- _What the task asks_
Locate every line below that contains the word "order" and copy it.

::::::::::

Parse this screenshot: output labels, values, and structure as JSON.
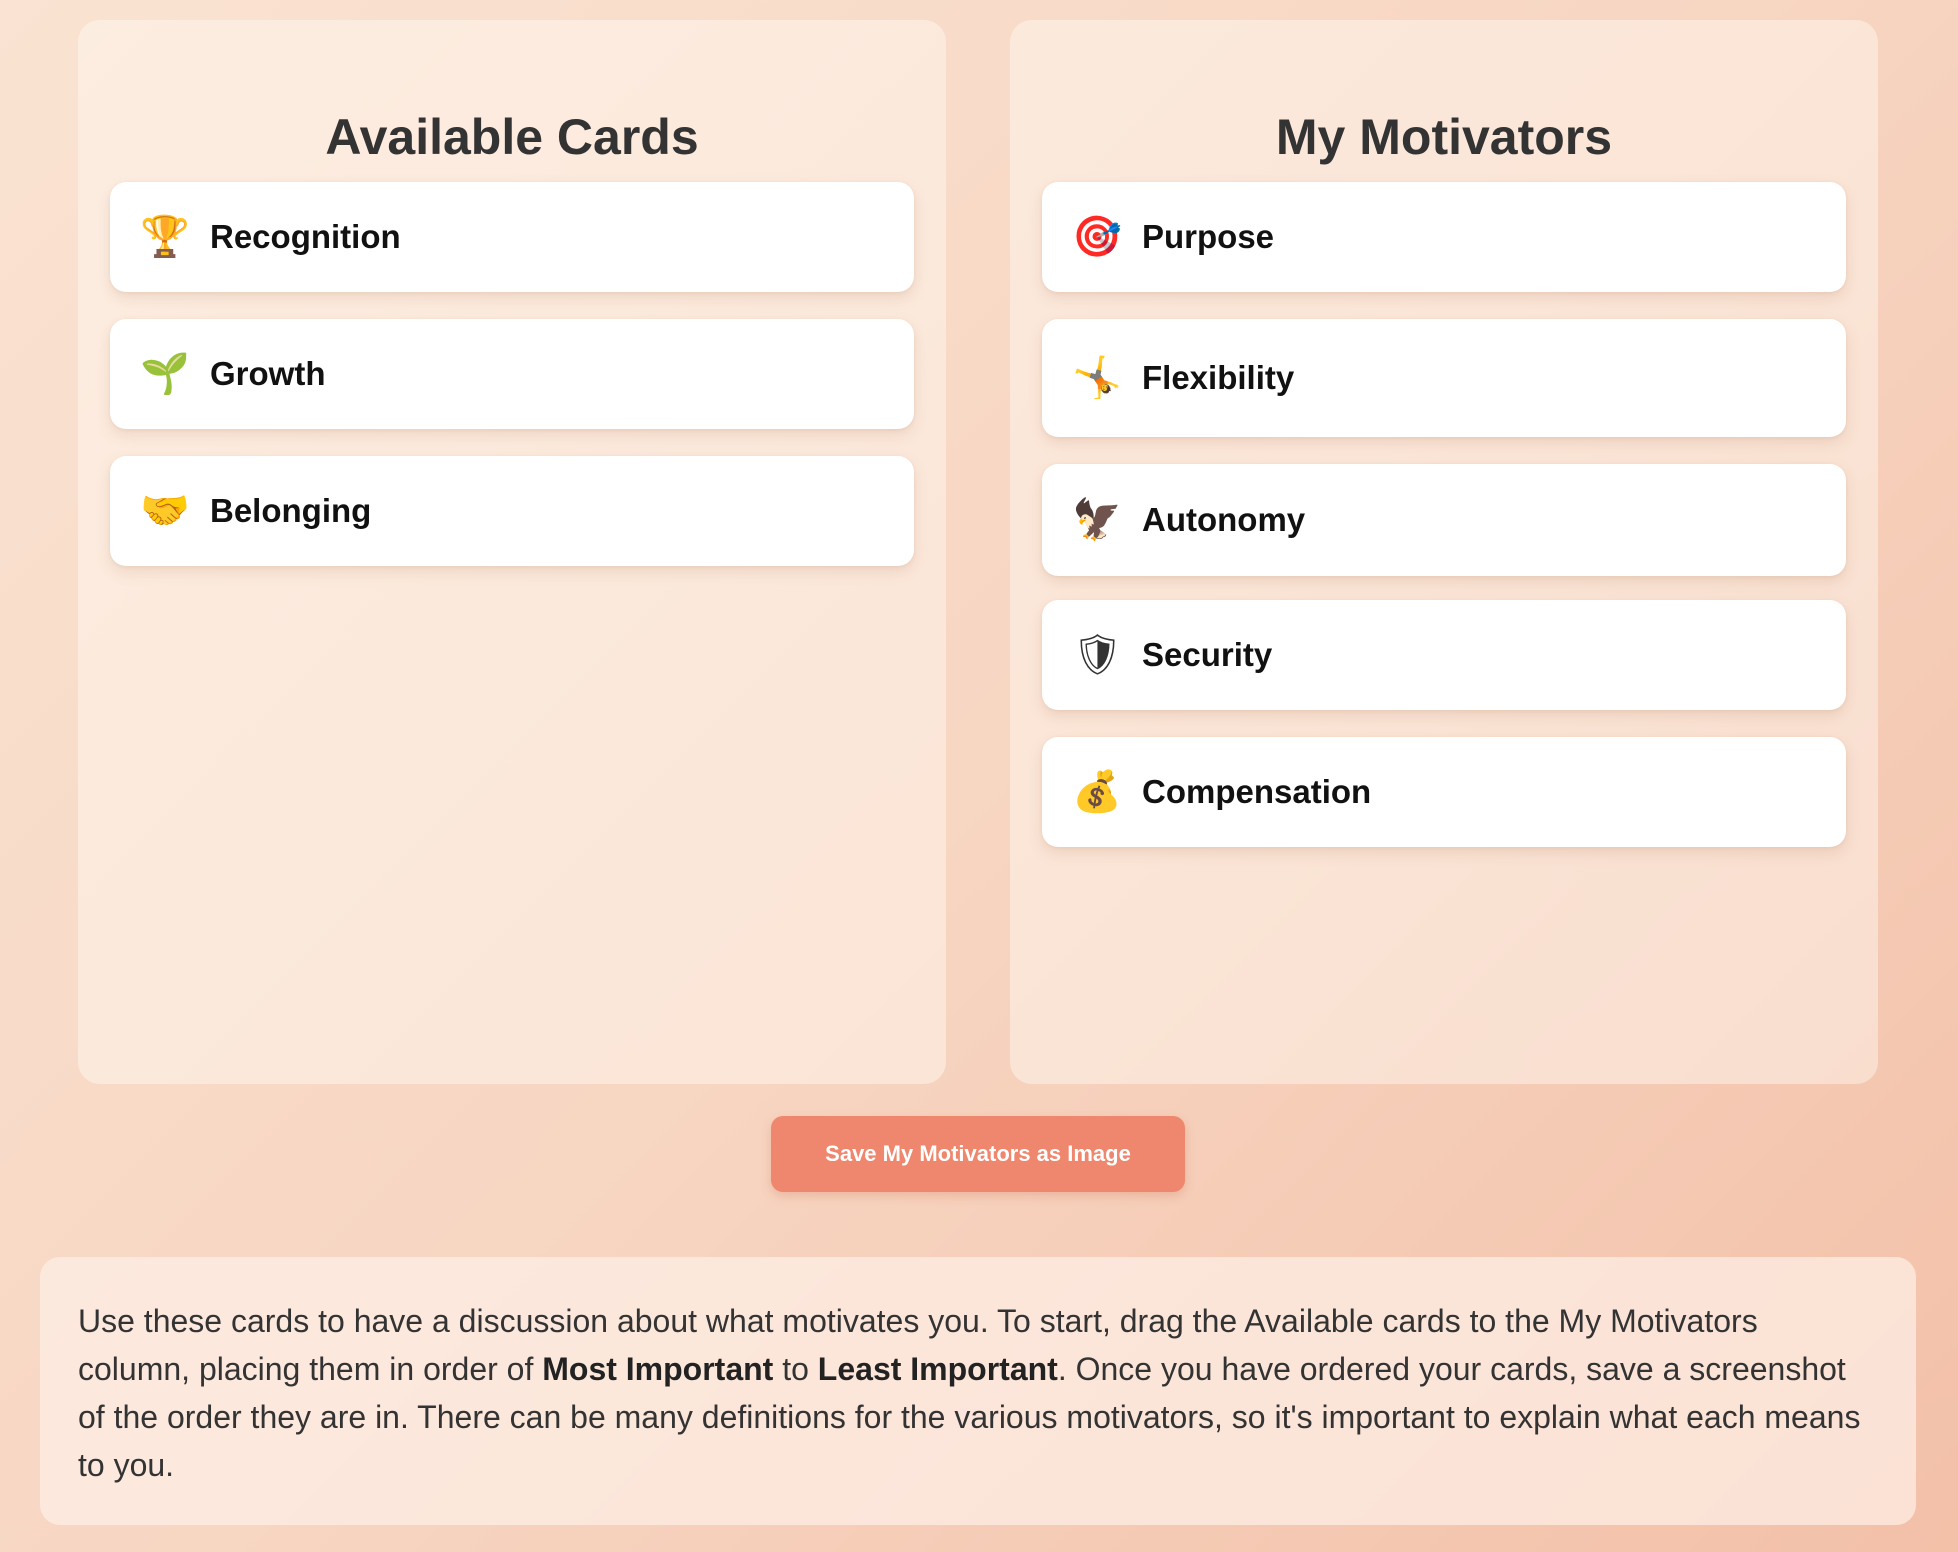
{
  "available": {
    "title": "Available Cards",
    "cards": [
      {
        "icon": "trophy-icon",
        "glyph": "🏆",
        "label": "Recognition"
      },
      {
        "icon": "seedling-icon",
        "glyph": "🌱",
        "label": "Growth"
      },
      {
        "icon": "handshake-icon",
        "glyph": "🤝",
        "label": "Belonging"
      }
    ]
  },
  "motivators": {
    "title": "My Motivators",
    "cards": [
      {
        "icon": "direct-hit-target-icon",
        "glyph": "🎯",
        "label": "Purpose"
      },
      {
        "icon": "cartwheel-person-icon",
        "glyph": "🤸",
        "label": "Flexibility"
      },
      {
        "icon": "eagle-icon",
        "glyph": "🦅",
        "label": "Autonomy"
      },
      {
        "icon": "shield-icon",
        "glyph": "🛡",
        "label": "Security"
      },
      {
        "icon": "money-bag-icon",
        "glyph": "💰",
        "label": "Compensation"
      }
    ]
  },
  "actions": {
    "save_label": "Save My Motivators as Image"
  },
  "instructions": {
    "part1": "Use these cards to have a discussion about what motivates you. To start, drag the Available cards to the My Motivators column, placing them in order of ",
    "bold1": "Most Important",
    "part2": " to ",
    "bold2": "Least Important",
    "part3": ". Once you have ordered your cards, save a screenshot of the order they are in. There can be many definitions for the various motivators, so it's important to explain what each means to you."
  },
  "colors": {
    "button": "#ee876d",
    "card_bg": "#ffffff",
    "heading": "#333333"
  }
}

::::::::::

- _Reply_
    "part1": "Use these cards to have a discussion about what motivates you. To start, drag the Available cards to the My Motivators column, placing them in order of ",
    "part3": ". Once you have ordered your cards, save a screenshot of the order they are in. There can be many definitions for the various motivators, so it's important to explain what each means to you."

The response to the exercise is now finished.